* start ITEMS *
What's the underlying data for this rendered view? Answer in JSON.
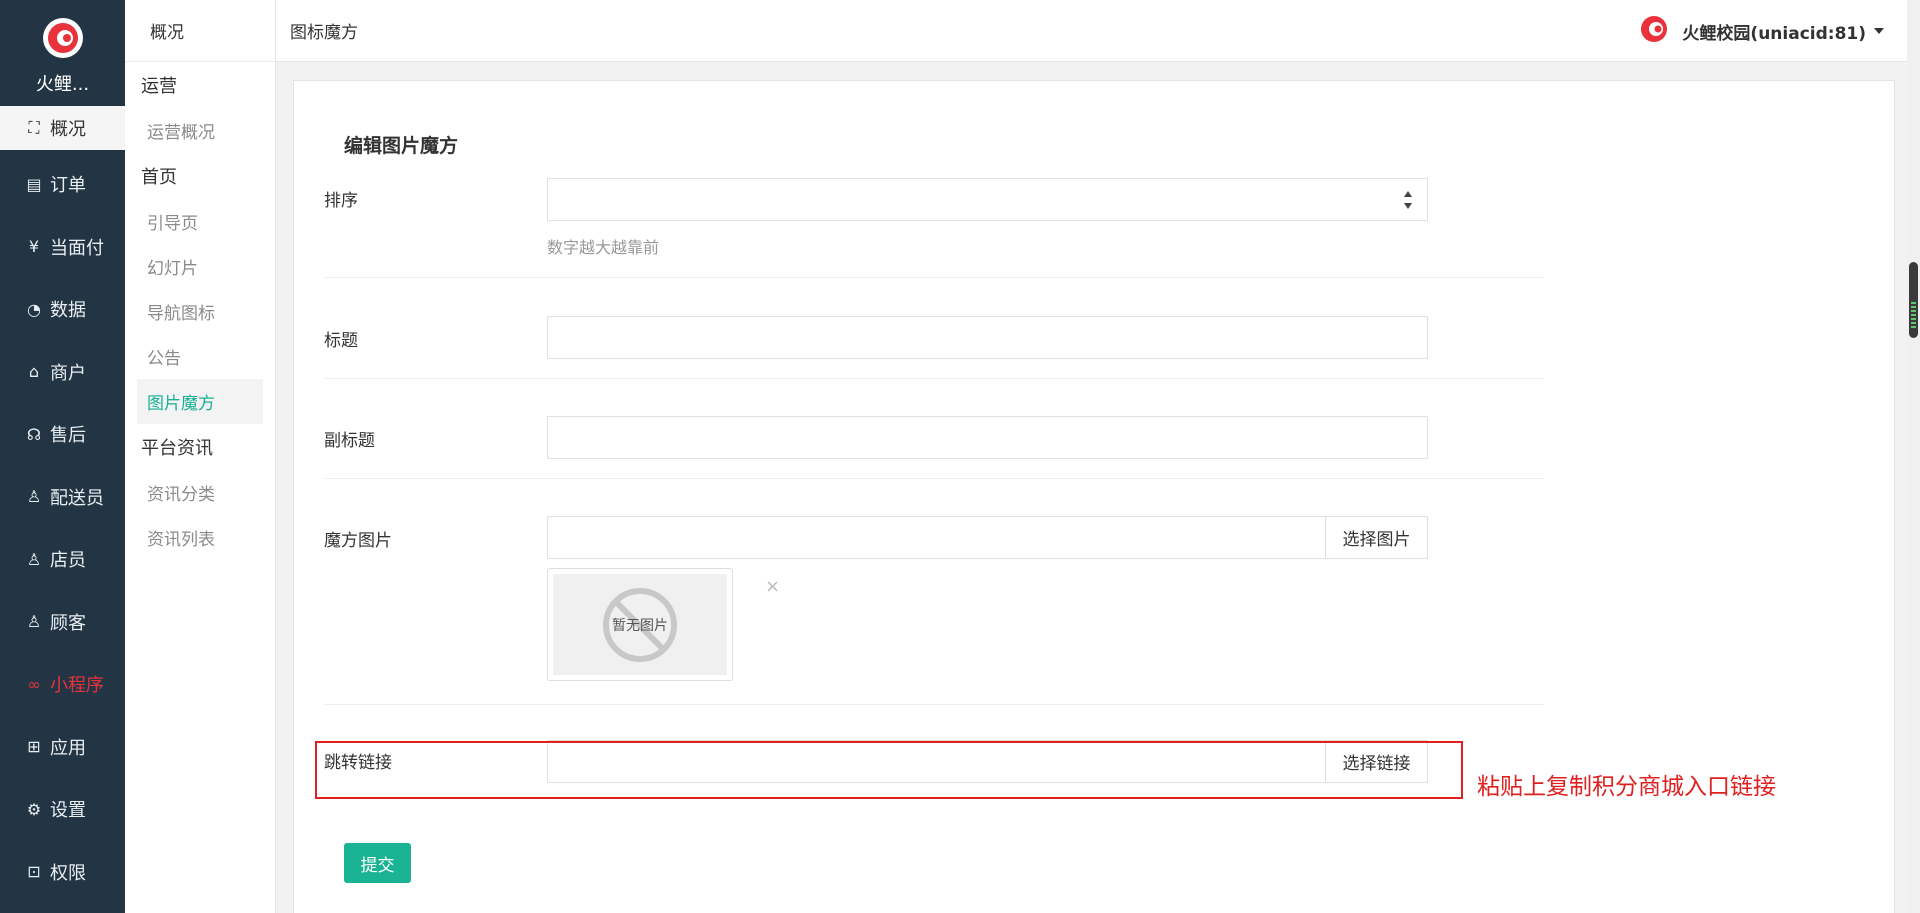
{
  "brand": {
    "name": "火鲤..."
  },
  "nav_dark": [
    {
      "label": "概况",
      "icon": "overview-icon",
      "active": true
    },
    {
      "label": "订单",
      "icon": "order-icon"
    },
    {
      "label": "当面付",
      "icon": "yen-icon"
    },
    {
      "label": "数据",
      "icon": "chart-icon"
    },
    {
      "label": "商户",
      "icon": "store-icon"
    },
    {
      "label": "售后",
      "icon": "headset-icon"
    },
    {
      "label": "配送员",
      "icon": "courier-icon"
    },
    {
      "label": "店员",
      "icon": "clerk-icon"
    },
    {
      "label": "顾客",
      "icon": "customer-icon"
    },
    {
      "label": "小程序",
      "icon": "miniapp-icon",
      "highlight": true
    },
    {
      "label": "应用",
      "icon": "apps-icon"
    },
    {
      "label": "设置",
      "icon": "gear-icon"
    },
    {
      "label": "权限",
      "icon": "lock-icon"
    }
  ],
  "nav_sub": {
    "top": "概况",
    "groups": [
      {
        "title": "运营",
        "items": [
          "运营概况"
        ]
      },
      {
        "title": "首页",
        "items": [
          "引导页",
          "幻灯片",
          "导航图标",
          "公告",
          "图片魔方"
        ]
      },
      {
        "title": "平台资讯",
        "items": [
          "资讯分类",
          "资讯列表"
        ]
      }
    ],
    "active_item": "图片魔方"
  },
  "header": {
    "title": "图标魔方",
    "user": "火鲤校园(uniacid:81)"
  },
  "form": {
    "title": "编辑图片魔方",
    "sort_label": "排序",
    "sort_help": "数字越大越靠前",
    "title_label": "标题",
    "subtitle_label": "副标题",
    "image_label": "魔方图片",
    "select_image": "选择图片",
    "no_image": "暂无图片",
    "remove": "×",
    "link_label": "跳转链接",
    "select_link": "选择链接",
    "submit": "提交"
  },
  "annotation": {
    "note": "粘贴上复制积分商城入口链接"
  },
  "colors": {
    "accent": "#1ab394",
    "sidebar": "#233544",
    "highlight": "#e02020"
  }
}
* end ITEMS *
* _AIM_
Output the entries above exactly, without their pictures.

* _TASK RESPONSE_
What's the underlying data for this rendered view? Answer in JSON.
{
  "brand": {
    "name": "火鲤..."
  },
  "nav_dark": [
    {
      "label": "概况",
      "icon": "overview-icon",
      "active": true
    },
    {
      "label": "订单",
      "icon": "order-icon"
    },
    {
      "label": "当面付",
      "icon": "yen-icon"
    },
    {
      "label": "数据",
      "icon": "chart-icon"
    },
    {
      "label": "商户",
      "icon": "store-icon"
    },
    {
      "label": "售后",
      "icon": "headset-icon"
    },
    {
      "label": "配送员",
      "icon": "courier-icon"
    },
    {
      "label": "店员",
      "icon": "clerk-icon"
    },
    {
      "label": "顾客",
      "icon": "customer-icon"
    },
    {
      "label": "小程序",
      "icon": "miniapp-icon",
      "highlight": true
    },
    {
      "label": "应用",
      "icon": "apps-icon"
    },
    {
      "label": "设置",
      "icon": "gear-icon"
    },
    {
      "label": "权限",
      "icon": "lock-icon"
    }
  ],
  "nav_sub": {
    "top": "概况",
    "groups": [
      {
        "title": "运营",
        "items": [
          "运营概况"
        ]
      },
      {
        "title": "首页",
        "items": [
          "引导页",
          "幻灯片",
          "导航图标",
          "公告",
          "图片魔方"
        ]
      },
      {
        "title": "平台资讯",
        "items": [
          "资讯分类",
          "资讯列表"
        ]
      }
    ],
    "active_item": "图片魔方"
  },
  "header": {
    "title": "图标魔方",
    "user": "火鲤校园(uniacid:81)"
  },
  "form": {
    "title": "编辑图片魔方",
    "sort_label": "排序",
    "sort_help": "数字越大越靠前",
    "title_label": "标题",
    "subtitle_label": "副标题",
    "image_label": "魔方图片",
    "select_image": "选择图片",
    "no_image": "暂无图片",
    "remove": "×",
    "link_label": "跳转链接",
    "select_link": "选择链接",
    "submit": "提交"
  },
  "annotation": {
    "note": "粘贴上复制积分商城入口链接"
  },
  "colors": {
    "accent": "#1ab394",
    "sidebar": "#233544",
    "highlight": "#e02020"
  }
}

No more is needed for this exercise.